+++ GIVEN RECORDS +++
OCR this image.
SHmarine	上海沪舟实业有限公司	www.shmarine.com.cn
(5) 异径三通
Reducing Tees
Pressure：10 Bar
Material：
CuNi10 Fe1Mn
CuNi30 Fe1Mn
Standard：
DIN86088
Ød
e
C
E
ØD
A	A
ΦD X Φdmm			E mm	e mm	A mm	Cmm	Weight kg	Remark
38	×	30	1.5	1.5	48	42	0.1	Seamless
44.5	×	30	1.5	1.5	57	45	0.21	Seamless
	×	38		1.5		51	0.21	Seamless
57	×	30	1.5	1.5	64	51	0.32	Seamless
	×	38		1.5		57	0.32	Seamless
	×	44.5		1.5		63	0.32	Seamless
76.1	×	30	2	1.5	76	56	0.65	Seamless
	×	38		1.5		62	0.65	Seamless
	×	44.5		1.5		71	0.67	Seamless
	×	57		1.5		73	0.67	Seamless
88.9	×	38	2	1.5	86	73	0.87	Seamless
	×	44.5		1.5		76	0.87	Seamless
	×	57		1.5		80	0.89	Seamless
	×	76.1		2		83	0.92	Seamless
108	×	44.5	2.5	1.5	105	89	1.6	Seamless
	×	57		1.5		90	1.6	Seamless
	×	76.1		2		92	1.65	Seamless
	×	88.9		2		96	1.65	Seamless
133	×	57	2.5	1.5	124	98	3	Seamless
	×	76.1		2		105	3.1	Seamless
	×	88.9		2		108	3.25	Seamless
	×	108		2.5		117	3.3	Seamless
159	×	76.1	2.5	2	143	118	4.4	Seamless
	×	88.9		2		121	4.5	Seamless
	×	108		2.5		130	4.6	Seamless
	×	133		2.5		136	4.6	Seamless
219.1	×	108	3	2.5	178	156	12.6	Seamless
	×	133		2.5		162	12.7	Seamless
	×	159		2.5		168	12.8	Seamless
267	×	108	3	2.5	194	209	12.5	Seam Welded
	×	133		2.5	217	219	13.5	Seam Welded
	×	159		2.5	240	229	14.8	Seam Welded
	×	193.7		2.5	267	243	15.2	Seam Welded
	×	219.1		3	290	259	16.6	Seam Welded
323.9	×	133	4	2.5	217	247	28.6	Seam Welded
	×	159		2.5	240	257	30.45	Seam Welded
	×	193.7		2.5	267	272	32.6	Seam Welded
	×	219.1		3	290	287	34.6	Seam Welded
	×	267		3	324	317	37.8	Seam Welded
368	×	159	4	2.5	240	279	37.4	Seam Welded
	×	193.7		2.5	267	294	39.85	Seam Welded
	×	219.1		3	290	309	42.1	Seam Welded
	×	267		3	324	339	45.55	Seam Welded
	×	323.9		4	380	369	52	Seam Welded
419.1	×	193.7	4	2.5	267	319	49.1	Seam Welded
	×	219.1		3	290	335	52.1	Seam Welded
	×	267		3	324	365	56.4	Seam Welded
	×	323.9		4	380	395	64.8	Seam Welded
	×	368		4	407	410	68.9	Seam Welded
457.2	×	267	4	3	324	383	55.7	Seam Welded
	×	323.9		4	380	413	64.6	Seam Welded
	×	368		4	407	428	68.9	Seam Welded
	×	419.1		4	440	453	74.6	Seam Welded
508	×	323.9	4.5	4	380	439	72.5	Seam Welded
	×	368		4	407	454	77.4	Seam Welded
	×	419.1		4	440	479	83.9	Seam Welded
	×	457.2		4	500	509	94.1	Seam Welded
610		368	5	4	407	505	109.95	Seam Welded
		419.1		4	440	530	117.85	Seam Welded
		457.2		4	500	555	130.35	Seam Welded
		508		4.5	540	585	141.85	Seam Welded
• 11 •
+++
# GIVEN PROBLEM
The records above should be returned exactly.

# TASK SOLUTION
OCR this image.
SHmarine	上海沪舟实业有限公司	www.shmarine.com.cn
(5) 异径三通
Reducing Tees
Pressure：10 Bar
Material：
CuNi10 Fe1Mn
CuNi30 Fe1Mn
Standard：
DIN86088
Ød
e
C
E
ØD
A	A
ΦD X Φdmm			E mm	e mm	A mm	Cmm	Weight kg	Remark
38	×	30	1.5	1.5	48	42	0.1	Seamless
44.5	×	30	1.5	1.5	57	45	0.21	Seamless
	×	38		1.5		51	0.21	Seamless
57	×	30	1.5	1.5	64	51	0.32	Seamless
	×	38		1.5		57	0.32	Seamless
	×	44.5		1.5		63	0.32	Seamless
76.1	×	30	2	1.5	76	56	0.65	Seamless
	×	38		1.5		62	0.65	Seamless
	×	44.5		1.5		71	0.67	Seamless
	×	57		1.5		73	0.67	Seamless
88.9	×	38	2	1.5	86	73	0.87	Seamless
	×	44.5		1.5		76	0.87	Seamless
	×	57		1.5		80	0.89	Seamless
	×	76.1		2		83	0.92	Seamless
108	×	44.5	2.5	1.5	105	89	1.6	Seamless
	×	57		1.5		90	1.6	Seamless
	×	76.1		2		92	1.65	Seamless
	×	88.9		2		96	1.65	Seamless
133	×	57	2.5	1.5	124	98	3	Seamless
	×	76.1		2		105	3.1	Seamless
	×	88.9		2		108	3.25	Seamless
	×	108		2.5		117	3.3	Seamless
159	×	76.1	2.5	2	143	118	4.4	Seamless
	×	88.9		2		121	4.5	Seamless
	×	108		2.5		130	4.6	Seamless
	×	133		2.5		136	4.6	Seamless
219.1	×	108	3	2.5	178	156	12.6	Seamless
	×	133		2.5		162	12.7	Seamless
	×	159		2.5		168	12.8	Seamless
267	×	108	3	2.5	194	209	12.5	Seam Welded
	×	133		2.5	217	219	13.5	Seam Welded
	×	159		2.5	240	229	14.8	Seam Welded
	×	193.7		2.5	267	243	15.2	Seam Welded
	×	219.1		3	290	259	16.6	Seam Welded
323.9	×	133	4	2.5	217	247	28.6	Seam Welded
	×	159		2.5	240	257	30.45	Seam Welded
	×	193.7		2.5	267	272	32.6	Seam Welded
	×	219.1		3	290	287	34.6	Seam Welded
	×	267		3	324	317	37.8	Seam Welded
368	×	159	4	2.5	240	279	37.4	Seam Welded
	×	193.7		2.5	267	294	39.85	Seam Welded
	×	219.1		3	290	309	42.1	Seam Welded
	×	267		3	324	339	45.55	Seam Welded
	×	323.9		4	380	369	52	Seam Welded
419.1	×	193.7	4	2.5	267	319	49.1	Seam Welded
	×	219.1		3	290	335	52.1	Seam Welded
	×	267		3	324	365	56.4	Seam Welded
	×	323.9		4	380	395	64.8	Seam Welded
	×	368		4	407	410	68.9	Seam Welded
457.2	×	267	4	3	324	383	55.7	Seam Welded
	×	323.9		4	380	413	64.6	Seam Welded
	×	368		4	407	428	68.9	Seam Welded
	×	419.1		4	440	453	74.6	Seam Welded
508	×	323.9	4.5	4	380	439	72.5	Seam Welded
	×	368		4	407	454	77.4	Seam Welded
	×	419.1		4	440	479	83.9	Seam Welded
	×	457.2		4	500	509	94.1	Seam Welded
610		368	5	4	407	505	109.95	Seam Welded
		419.1		4	440	530	117.85	Seam Welded
		457.2		4	500	555	130.35	Seam Welded
		508		4.5	540	585	141.85	Seam Welded
• 11 •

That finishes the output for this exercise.